Required work:
Select from the records below every line that has the word "Graphic" in it.

## Start

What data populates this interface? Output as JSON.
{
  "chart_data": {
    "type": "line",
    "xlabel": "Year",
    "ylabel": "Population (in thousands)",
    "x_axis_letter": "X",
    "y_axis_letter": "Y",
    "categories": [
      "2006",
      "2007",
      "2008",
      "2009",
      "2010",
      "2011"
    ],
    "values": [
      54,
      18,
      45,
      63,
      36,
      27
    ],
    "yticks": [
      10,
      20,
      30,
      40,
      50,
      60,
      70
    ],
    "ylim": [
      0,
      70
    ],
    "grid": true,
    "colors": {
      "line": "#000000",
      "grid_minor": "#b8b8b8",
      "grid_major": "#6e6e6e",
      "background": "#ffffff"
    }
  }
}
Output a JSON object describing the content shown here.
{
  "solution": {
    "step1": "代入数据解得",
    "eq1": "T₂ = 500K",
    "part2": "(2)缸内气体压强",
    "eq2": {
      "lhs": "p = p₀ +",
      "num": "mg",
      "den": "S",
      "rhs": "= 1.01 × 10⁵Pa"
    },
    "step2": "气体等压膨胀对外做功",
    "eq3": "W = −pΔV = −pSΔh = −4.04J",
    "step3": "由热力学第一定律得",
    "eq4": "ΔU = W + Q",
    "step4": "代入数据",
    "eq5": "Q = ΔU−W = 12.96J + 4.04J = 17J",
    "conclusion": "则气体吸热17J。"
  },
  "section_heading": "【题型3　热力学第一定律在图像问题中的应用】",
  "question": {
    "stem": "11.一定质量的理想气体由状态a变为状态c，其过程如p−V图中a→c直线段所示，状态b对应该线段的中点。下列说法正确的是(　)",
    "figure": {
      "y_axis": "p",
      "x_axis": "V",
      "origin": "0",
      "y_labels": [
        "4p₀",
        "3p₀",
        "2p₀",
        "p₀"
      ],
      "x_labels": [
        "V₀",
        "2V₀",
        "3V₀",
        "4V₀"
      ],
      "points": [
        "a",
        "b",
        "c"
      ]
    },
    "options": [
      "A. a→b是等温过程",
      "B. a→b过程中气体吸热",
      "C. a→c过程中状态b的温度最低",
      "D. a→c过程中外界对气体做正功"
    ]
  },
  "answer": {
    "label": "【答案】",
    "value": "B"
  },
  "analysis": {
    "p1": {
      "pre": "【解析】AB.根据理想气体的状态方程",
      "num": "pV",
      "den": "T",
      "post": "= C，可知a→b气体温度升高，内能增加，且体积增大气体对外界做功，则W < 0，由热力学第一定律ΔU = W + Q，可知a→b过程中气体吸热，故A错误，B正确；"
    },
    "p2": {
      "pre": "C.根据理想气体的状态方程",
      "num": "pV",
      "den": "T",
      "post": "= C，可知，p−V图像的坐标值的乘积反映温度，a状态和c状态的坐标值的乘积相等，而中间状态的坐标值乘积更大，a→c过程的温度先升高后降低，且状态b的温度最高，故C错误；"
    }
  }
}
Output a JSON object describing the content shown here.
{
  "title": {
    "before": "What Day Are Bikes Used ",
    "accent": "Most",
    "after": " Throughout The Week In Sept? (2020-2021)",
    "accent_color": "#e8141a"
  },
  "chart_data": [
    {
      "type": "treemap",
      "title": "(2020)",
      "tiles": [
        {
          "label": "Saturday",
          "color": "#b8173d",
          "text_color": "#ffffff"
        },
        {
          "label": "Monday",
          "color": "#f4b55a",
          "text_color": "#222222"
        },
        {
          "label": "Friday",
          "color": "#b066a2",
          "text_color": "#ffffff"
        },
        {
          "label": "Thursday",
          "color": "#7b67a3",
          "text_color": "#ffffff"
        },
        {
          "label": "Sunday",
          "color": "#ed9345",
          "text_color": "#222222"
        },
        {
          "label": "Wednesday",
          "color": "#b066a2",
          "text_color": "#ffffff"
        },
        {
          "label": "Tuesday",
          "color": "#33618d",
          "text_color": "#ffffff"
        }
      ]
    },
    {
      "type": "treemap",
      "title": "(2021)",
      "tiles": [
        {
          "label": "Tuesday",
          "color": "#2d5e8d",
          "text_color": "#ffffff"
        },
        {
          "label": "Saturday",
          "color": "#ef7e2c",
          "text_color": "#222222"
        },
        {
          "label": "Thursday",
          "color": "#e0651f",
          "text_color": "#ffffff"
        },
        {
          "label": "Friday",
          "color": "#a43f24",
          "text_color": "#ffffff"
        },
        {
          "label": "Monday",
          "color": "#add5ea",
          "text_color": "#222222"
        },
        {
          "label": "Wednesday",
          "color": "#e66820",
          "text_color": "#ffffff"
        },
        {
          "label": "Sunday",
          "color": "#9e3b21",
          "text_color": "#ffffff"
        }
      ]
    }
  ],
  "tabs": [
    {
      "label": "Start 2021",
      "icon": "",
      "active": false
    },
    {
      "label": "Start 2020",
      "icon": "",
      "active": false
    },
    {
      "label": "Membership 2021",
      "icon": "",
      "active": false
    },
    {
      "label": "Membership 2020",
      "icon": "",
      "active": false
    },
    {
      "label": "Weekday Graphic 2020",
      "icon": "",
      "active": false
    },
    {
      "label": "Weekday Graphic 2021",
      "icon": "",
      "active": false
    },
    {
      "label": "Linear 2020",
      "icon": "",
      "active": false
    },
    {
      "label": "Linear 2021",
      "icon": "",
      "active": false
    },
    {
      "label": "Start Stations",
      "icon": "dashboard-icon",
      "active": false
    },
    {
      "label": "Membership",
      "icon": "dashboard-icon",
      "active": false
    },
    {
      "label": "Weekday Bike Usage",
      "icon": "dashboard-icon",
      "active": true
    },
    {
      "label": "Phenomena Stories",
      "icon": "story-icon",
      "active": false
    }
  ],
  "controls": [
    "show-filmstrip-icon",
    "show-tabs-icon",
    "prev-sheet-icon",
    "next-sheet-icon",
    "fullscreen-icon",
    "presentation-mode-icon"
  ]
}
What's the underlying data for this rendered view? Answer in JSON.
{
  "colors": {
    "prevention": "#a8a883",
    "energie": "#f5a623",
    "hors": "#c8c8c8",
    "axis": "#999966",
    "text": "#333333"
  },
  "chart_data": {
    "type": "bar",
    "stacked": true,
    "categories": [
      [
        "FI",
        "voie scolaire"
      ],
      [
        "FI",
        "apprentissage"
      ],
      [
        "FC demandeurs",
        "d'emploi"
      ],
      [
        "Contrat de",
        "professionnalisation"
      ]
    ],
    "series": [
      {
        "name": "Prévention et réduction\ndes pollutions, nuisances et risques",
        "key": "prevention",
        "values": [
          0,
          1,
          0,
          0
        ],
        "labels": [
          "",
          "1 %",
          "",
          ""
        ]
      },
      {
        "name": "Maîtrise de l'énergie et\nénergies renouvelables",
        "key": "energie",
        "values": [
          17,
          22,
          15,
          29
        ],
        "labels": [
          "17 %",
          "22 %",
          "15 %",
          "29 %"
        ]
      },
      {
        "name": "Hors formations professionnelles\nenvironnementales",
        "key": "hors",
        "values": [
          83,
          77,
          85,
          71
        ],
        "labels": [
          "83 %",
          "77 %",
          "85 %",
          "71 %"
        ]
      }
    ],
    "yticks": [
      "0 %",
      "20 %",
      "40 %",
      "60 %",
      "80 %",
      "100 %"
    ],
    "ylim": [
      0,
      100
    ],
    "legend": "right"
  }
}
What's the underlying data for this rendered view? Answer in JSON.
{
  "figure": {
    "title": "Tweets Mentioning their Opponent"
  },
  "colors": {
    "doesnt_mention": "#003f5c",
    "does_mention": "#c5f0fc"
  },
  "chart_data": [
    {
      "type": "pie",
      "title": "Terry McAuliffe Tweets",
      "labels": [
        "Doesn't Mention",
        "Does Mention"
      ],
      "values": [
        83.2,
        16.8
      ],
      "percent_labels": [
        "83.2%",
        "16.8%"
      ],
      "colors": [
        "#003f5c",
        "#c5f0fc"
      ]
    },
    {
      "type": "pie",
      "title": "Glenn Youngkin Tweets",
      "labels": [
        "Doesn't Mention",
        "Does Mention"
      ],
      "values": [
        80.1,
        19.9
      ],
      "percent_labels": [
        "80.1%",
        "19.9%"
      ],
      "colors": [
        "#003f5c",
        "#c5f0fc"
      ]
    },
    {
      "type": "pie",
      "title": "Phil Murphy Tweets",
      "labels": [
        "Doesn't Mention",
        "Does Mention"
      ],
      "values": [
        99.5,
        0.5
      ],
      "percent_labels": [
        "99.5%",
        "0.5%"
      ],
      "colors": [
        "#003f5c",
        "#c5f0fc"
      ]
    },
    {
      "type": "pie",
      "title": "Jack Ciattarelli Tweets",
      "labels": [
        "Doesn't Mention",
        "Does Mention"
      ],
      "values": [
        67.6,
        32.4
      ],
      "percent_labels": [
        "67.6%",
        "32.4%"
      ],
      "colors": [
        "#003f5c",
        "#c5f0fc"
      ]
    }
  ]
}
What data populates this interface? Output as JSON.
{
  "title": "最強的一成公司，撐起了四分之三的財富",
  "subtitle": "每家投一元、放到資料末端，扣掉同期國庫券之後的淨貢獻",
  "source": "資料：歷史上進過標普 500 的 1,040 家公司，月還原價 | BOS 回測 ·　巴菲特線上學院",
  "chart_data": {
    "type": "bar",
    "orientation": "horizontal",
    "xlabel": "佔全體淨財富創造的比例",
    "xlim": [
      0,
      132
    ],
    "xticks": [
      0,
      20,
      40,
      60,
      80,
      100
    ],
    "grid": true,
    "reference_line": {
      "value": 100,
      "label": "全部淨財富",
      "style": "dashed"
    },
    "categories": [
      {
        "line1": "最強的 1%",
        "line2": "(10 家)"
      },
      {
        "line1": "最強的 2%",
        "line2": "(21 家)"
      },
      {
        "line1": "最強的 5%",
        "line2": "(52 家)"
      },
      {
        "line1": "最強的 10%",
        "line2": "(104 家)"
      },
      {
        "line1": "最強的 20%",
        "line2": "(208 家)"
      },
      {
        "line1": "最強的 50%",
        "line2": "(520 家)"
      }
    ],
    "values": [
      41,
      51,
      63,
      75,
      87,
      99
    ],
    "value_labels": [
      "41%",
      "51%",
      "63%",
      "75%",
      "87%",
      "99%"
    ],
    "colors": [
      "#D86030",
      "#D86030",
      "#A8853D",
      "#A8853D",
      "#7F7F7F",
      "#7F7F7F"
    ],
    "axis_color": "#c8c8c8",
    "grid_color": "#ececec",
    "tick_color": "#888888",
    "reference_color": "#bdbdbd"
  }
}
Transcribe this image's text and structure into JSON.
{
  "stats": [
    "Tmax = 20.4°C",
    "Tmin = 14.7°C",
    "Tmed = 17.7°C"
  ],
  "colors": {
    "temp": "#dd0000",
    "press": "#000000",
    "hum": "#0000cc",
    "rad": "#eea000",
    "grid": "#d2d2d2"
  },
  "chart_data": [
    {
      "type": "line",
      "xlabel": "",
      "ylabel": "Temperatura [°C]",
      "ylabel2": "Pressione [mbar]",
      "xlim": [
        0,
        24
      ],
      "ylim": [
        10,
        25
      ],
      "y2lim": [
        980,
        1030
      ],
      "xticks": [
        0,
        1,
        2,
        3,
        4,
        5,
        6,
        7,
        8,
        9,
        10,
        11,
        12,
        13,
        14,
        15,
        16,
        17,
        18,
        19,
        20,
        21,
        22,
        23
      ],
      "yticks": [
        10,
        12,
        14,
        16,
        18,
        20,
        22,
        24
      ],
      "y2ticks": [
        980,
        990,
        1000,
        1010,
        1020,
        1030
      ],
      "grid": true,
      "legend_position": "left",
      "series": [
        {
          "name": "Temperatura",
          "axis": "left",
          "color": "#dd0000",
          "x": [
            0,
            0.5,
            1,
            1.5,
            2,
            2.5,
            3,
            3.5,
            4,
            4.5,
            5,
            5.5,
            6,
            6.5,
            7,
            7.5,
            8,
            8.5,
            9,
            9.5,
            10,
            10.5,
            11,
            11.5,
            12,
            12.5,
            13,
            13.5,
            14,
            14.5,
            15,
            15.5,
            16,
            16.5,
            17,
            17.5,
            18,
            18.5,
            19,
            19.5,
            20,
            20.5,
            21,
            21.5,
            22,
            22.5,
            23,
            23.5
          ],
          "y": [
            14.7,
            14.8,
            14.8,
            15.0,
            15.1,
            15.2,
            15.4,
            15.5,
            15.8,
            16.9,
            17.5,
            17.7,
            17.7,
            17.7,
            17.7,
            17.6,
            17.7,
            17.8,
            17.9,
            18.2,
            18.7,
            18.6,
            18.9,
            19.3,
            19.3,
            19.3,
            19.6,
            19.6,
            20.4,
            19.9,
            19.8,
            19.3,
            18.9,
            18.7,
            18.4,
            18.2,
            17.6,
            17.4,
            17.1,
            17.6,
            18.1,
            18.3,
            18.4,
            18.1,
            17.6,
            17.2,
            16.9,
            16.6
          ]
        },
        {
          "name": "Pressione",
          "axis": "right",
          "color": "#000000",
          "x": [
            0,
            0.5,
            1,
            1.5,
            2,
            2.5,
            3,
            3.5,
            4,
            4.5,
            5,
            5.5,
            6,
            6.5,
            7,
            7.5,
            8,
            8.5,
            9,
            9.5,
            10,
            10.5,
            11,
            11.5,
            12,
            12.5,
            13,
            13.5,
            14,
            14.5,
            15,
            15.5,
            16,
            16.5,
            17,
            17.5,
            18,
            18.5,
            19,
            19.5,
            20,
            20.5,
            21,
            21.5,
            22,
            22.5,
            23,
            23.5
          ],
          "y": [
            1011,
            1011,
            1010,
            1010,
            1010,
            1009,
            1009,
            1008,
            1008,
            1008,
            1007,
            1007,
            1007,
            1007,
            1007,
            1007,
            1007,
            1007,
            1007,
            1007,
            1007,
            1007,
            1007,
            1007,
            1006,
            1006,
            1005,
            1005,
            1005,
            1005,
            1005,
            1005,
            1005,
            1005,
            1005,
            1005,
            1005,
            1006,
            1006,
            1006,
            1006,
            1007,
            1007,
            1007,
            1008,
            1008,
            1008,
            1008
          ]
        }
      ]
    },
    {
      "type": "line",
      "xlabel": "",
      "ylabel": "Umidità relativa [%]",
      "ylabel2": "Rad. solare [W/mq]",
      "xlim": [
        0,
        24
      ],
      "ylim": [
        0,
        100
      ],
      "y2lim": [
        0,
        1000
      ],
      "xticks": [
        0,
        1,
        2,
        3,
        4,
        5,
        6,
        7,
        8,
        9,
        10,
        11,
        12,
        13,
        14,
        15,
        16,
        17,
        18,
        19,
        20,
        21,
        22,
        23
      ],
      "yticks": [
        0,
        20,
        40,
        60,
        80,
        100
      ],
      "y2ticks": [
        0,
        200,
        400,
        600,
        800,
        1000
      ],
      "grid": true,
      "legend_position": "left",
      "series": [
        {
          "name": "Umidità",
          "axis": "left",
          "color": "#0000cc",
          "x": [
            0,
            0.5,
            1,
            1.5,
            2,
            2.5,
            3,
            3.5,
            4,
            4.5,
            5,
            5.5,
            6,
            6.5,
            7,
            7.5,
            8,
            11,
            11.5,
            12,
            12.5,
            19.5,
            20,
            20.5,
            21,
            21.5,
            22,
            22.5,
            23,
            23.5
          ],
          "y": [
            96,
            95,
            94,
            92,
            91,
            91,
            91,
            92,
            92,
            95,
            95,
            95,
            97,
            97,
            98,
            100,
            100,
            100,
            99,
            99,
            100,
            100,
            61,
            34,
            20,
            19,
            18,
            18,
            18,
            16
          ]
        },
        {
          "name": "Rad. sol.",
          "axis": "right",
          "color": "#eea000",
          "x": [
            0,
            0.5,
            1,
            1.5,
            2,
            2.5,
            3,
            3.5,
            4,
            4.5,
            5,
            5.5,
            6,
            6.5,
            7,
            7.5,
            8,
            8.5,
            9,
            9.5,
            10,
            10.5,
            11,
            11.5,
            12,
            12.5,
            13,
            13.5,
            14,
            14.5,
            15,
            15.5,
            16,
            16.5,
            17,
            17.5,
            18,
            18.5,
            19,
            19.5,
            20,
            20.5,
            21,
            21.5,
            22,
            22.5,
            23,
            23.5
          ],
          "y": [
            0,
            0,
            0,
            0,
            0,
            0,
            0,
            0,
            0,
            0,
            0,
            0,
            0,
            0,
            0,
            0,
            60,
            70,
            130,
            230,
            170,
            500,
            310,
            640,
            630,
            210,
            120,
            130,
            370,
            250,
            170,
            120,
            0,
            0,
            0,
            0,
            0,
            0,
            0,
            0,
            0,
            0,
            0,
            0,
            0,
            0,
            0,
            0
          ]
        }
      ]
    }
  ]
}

## End

Completed task:
      "label": "Weekday Graphic 2020",
      "label": "Weekday Graphic 2021",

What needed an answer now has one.